WRITTEN TASK - Write out all of the data without omission, exactly as shown.

==== SUPPLIED DATA ====

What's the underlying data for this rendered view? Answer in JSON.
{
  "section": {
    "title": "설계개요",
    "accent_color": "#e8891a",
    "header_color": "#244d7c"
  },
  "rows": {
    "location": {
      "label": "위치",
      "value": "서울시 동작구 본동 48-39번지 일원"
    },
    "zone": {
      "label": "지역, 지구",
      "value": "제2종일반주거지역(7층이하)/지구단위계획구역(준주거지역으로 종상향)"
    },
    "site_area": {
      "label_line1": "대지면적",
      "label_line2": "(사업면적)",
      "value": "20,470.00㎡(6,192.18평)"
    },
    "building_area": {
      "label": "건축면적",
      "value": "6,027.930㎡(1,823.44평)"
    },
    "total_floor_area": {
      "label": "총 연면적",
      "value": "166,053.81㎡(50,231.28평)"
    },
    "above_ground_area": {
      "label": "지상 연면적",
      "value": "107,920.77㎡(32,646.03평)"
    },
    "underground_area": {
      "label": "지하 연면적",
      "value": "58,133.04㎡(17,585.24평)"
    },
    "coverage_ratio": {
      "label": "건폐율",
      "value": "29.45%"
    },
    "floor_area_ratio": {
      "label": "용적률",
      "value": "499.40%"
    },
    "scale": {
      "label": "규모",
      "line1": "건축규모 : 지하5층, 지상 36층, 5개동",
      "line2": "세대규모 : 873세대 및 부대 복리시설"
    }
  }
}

====

OUTPUT OF THE TASK -
What's the underlying data for this rendered view? Answer in JSON.
{
  "section": {
    "title": "설계개요",
    "accent_color": "#e8891a",
    "header_color": "#244d7c"
  },
  "rows": {
    "location": {
      "label": "위치",
      "value": "서울시 동작구 본동 48-39번지 일원"
    },
    "zone": {
      "label": "지역, 지구",
      "value": "제2종일반주거지역(7층이하)/지구단위계획구역(준주거지역으로 종상향)"
    },
    "site_area": {
      "label_line1": "대지면적",
      "label_line2": "(사업면적)",
      "value": "20,470.00㎡(6,192.18평)"
    },
    "building_area": {
      "label": "건축면적",
      "value": "6,027.930㎡(1,823.44평)"
    },
    "total_floor_area": {
      "label": "총 연면적",
      "value": "166,053.81㎡(50,231.28평)"
    },
    "above_ground_area": {
      "label": "지상 연면적",
      "value": "107,920.77㎡(32,646.03평)"
    },
    "underground_area": {
      "label": "지하 연면적",
      "value": "58,133.04㎡(17,585.24평)"
    },
    "coverage_ratio": {
      "label": "건폐율",
      "value": "29.45%"
    },
    "floor_area_ratio": {
      "label": "용적률",
      "value": "499.40%"
    },
    "scale": {
      "label": "규모",
      "line1": "건축규모 : 지하5층, 지상 36층, 5개동",
      "line2": "세대규모 : 873세대 및 부대 복리시설"
    }
  }
}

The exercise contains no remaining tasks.